**TASK INPUT:**
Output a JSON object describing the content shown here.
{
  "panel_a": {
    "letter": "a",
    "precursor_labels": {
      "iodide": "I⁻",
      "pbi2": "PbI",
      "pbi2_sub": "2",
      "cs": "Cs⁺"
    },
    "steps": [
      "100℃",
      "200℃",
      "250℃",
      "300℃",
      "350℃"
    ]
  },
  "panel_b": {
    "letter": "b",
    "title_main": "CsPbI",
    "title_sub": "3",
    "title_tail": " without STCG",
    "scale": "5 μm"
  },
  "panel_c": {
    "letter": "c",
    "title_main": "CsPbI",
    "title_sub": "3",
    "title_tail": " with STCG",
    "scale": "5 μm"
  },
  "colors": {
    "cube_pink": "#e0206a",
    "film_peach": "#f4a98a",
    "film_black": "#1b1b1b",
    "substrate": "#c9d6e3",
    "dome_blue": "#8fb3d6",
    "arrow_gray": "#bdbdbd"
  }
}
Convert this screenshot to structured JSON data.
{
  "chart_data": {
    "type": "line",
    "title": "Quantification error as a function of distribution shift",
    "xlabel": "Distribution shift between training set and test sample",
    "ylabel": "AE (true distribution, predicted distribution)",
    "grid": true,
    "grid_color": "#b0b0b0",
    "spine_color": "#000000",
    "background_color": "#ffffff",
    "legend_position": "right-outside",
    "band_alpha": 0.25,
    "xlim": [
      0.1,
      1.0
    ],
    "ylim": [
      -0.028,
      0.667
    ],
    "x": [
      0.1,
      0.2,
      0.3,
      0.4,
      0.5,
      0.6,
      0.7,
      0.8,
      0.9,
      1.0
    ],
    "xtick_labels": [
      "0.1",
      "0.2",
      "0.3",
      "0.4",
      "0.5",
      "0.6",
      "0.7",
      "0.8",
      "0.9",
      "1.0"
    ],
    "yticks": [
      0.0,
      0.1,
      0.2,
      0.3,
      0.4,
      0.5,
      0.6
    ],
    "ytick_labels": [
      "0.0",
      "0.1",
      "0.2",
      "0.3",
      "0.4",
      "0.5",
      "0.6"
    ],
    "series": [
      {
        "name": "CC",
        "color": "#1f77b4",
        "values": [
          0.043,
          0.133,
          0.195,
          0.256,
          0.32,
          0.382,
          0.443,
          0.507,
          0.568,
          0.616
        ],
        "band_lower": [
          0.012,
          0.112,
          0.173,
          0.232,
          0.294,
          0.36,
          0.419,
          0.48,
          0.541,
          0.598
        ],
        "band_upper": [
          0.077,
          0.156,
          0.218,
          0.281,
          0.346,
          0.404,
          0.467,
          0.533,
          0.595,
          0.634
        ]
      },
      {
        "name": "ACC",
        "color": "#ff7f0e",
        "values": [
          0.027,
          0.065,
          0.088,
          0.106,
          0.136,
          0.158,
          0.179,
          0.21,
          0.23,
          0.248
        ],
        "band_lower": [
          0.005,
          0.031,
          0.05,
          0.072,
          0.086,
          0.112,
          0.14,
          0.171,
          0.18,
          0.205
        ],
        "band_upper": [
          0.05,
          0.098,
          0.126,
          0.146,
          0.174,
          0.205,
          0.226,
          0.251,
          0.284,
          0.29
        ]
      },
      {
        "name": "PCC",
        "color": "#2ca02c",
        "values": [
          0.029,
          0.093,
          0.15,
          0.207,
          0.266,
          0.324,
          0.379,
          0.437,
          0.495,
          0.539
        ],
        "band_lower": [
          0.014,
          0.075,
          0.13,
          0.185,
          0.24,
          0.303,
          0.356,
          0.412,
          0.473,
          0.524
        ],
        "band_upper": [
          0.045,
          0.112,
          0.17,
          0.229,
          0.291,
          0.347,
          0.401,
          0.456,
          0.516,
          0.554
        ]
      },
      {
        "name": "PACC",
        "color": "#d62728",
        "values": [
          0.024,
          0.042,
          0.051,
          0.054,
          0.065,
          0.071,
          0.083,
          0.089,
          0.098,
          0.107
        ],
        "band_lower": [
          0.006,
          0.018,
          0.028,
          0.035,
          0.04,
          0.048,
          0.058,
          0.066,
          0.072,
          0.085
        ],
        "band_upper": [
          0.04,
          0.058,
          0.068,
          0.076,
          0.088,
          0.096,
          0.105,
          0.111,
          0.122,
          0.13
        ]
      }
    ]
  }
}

**GIVEN REQUEST:** Reproduce each record exactly as it appears.

**SOLVED PROBLEM:**
Output a JSON object describing the content shown here.
{
  "panel_a": {
    "letter": "a",
    "precursor_labels": {
      "iodide": "I⁻",
      "pbi2": "PbI",
      "pbi2_sub": "2",
      "cs": "Cs⁺"
    },
    "steps": [
      "100℃",
      "200℃",
      "250℃",
      "300℃",
      "350℃"
    ]
  },
  "panel_b": {
    "letter": "b",
    "title_main": "CsPbI",
    "title_sub": "3",
    "title_tail": " without STCG",
    "scale": "5 μm"
  },
  "panel_c": {
    "letter": "c",
    "title_main": "CsPbI",
    "title_sub": "3",
    "title_tail": " with STCG",
    "scale": "5 μm"
  },
  "colors": {
    "cube_pink": "#e0206a",
    "film_peach": "#f4a98a",
    "film_black": "#1b1b1b",
    "substrate": "#c9d6e3",
    "dome_blue": "#8fb3d6",
    "arrow_gray": "#bdbdbd"
  }
}
Convert this screenshot to structured JSON data.
{
  "chart_data": {
    "type": "line",
    "title": "Quantification error as a function of distribution shift",
    "xlabel": "Distribution shift between training set and test sample",
    "ylabel": "AE (true distribution, predicted distribution)",
    "grid": true,
    "grid_color": "#b0b0b0",
    "spine_color": "#000000",
    "background_color": "#ffffff",
    "legend_position": "right-outside",
    "band_alpha": 0.25,
    "xlim": [
      0.1,
      1.0
    ],
    "ylim": [
      -0.028,
      0.667
    ],
    "x": [
      0.1,
      0.2,
      0.3,
      0.4,
      0.5,
      0.6,
      0.7,
      0.8,
      0.9,
      1.0
    ],
    "xtick_labels": [
      "0.1",
      "0.2",
      "0.3",
      "0.4",
      "0.5",
      "0.6",
      "0.7",
      "0.8",
      "0.9",
      "1.0"
    ],
    "yticks": [
      0.0,
      0.1,
      0.2,
      0.3,
      0.4,
      0.5,
      0.6
    ],
    "ytick_labels": [
      "0.0",
      "0.1",
      "0.2",
      "0.3",
      "0.4",
      "0.5",
      "0.6"
    ],
    "series": [
      {
        "name": "CC",
        "color": "#1f77b4",
        "values": [
          0.043,
          0.133,
          0.195,
          0.256,
          0.32,
          0.382,
          0.443,
          0.507,
          0.568,
          0.616
        ],
        "band_lower": [
          0.012,
          0.112,
          0.173,
          0.232,
          0.294,
          0.36,
          0.419,
          0.48,
          0.541,
          0.598
        ],
        "band_upper": [
          0.077,
          0.156,
          0.218,
          0.281,
          0.346,
          0.404,
          0.467,
          0.533,
          0.595,
          0.634
        ]
      },
      {
        "name": "ACC",
        "color": "#ff7f0e",
        "values": [
          0.027,
          0.065,
          0.088,
          0.106,
          0.136,
          0.158,
          0.179,
          0.21,
          0.23,
          0.248
        ],
        "band_lower": [
          0.005,
          0.031,
          0.05,
          0.072,
          0.086,
          0.112,
          0.14,
          0.171,
          0.18,
          0.205
        ],
        "band_upper": [
          0.05,
          0.098,
          0.126,
          0.146,
          0.174,
          0.205,
          0.226,
          0.251,
          0.284,
          0.29
        ]
      },
      {
        "name": "PCC",
        "color": "#2ca02c",
        "values": [
          0.029,
          0.093,
          0.15,
          0.207,
          0.266,
          0.324,
          0.379,
          0.437,
          0.495,
          0.539
        ],
        "band_lower": [
          0.014,
          0.075,
          0.13,
          0.185,
          0.24,
          0.303,
          0.356,
          0.412,
          0.473,
          0.524
        ],
        "band_upper": [
          0.045,
          0.112,
          0.17,
          0.229,
          0.291,
          0.347,
          0.401,
          0.456,
          0.516,
          0.554
        ]
      },
      {
        "name": "PACC",
        "color": "#d62728",
        "values": [
          0.024,
          0.042,
          0.051,
          0.054,
          0.065,
          0.071,
          0.083,
          0.089,
          0.098,
          0.107
        ],
        "band_lower": [
          0.006,
          0.018,
          0.028,
          0.035,
          0.04,
          0.048,
          0.058,
          0.066,
          0.072,
          0.085
        ],
        "band_upper": [
          0.04,
          0.058,
          0.068,
          0.076,
          0.088,
          0.096,
          0.105,
          0.111,
          0.122,
          0.13
        ]
      }
    ]
  }
}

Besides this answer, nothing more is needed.